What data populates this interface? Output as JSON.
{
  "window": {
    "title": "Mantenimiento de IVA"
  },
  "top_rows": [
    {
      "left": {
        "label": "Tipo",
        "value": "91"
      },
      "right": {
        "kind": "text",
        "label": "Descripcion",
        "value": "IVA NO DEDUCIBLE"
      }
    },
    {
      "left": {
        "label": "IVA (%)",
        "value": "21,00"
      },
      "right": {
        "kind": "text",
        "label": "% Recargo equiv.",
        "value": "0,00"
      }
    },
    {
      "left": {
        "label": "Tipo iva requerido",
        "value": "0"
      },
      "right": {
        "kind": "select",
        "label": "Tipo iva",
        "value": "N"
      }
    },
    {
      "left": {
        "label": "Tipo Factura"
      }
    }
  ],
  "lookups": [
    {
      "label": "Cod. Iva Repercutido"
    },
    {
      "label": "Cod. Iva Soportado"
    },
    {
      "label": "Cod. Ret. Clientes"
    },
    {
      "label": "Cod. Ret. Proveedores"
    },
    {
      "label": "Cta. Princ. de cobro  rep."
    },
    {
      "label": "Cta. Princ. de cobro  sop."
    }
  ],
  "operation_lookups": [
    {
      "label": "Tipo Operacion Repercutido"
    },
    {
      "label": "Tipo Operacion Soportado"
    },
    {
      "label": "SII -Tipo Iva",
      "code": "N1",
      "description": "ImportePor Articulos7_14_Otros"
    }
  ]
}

DESCRIPTION OF THE TASK – Quote all the records. Keep every word exact.

IN RESPONSE –
What data populates this interface? Output as JSON.
{
  "window": {
    "title": "Mantenimiento de IVA"
  },
  "top_rows": [
    {
      "left": {
        "label": "Tipo",
        "value": "91"
      },
      "right": {
        "kind": "text",
        "label": "Descripcion",
        "value": "IVA NO DEDUCIBLE"
      }
    },
    {
      "left": {
        "label": "IVA (%)",
        "value": "21,00"
      },
      "right": {
        "kind": "text",
        "label": "% Recargo equiv.",
        "value": "0,00"
      }
    },
    {
      "left": {
        "label": "Tipo iva requerido",
        "value": "0"
      },
      "right": {
        "kind": "select",
        "label": "Tipo iva",
        "value": "N"
      }
    },
    {
      "left": {
        "label": "Tipo Factura"
      }
    }
  ],
  "lookups": [
    {
      "label": "Cod. Iva Repercutido"
    },
    {
      "label": "Cod. Iva Soportado"
    },
    {
      "label": "Cod. Ret. Clientes"
    },
    {
      "label": "Cod. Ret. Proveedores"
    },
    {
      "label": "Cta. Princ. de cobro  rep."
    },
    {
      "label": "Cta. Princ. de cobro  sop."
    }
  ],
  "operation_lookups": [
    {
      "label": "Tipo Operacion Repercutido"
    },
    {
      "label": "Tipo Operacion Soportado"
    },
    {
      "label": "SII -Tipo Iva",
      "code": "N1",
      "description": "ImportePor Articulos7_14_Otros"
    }
  ]
}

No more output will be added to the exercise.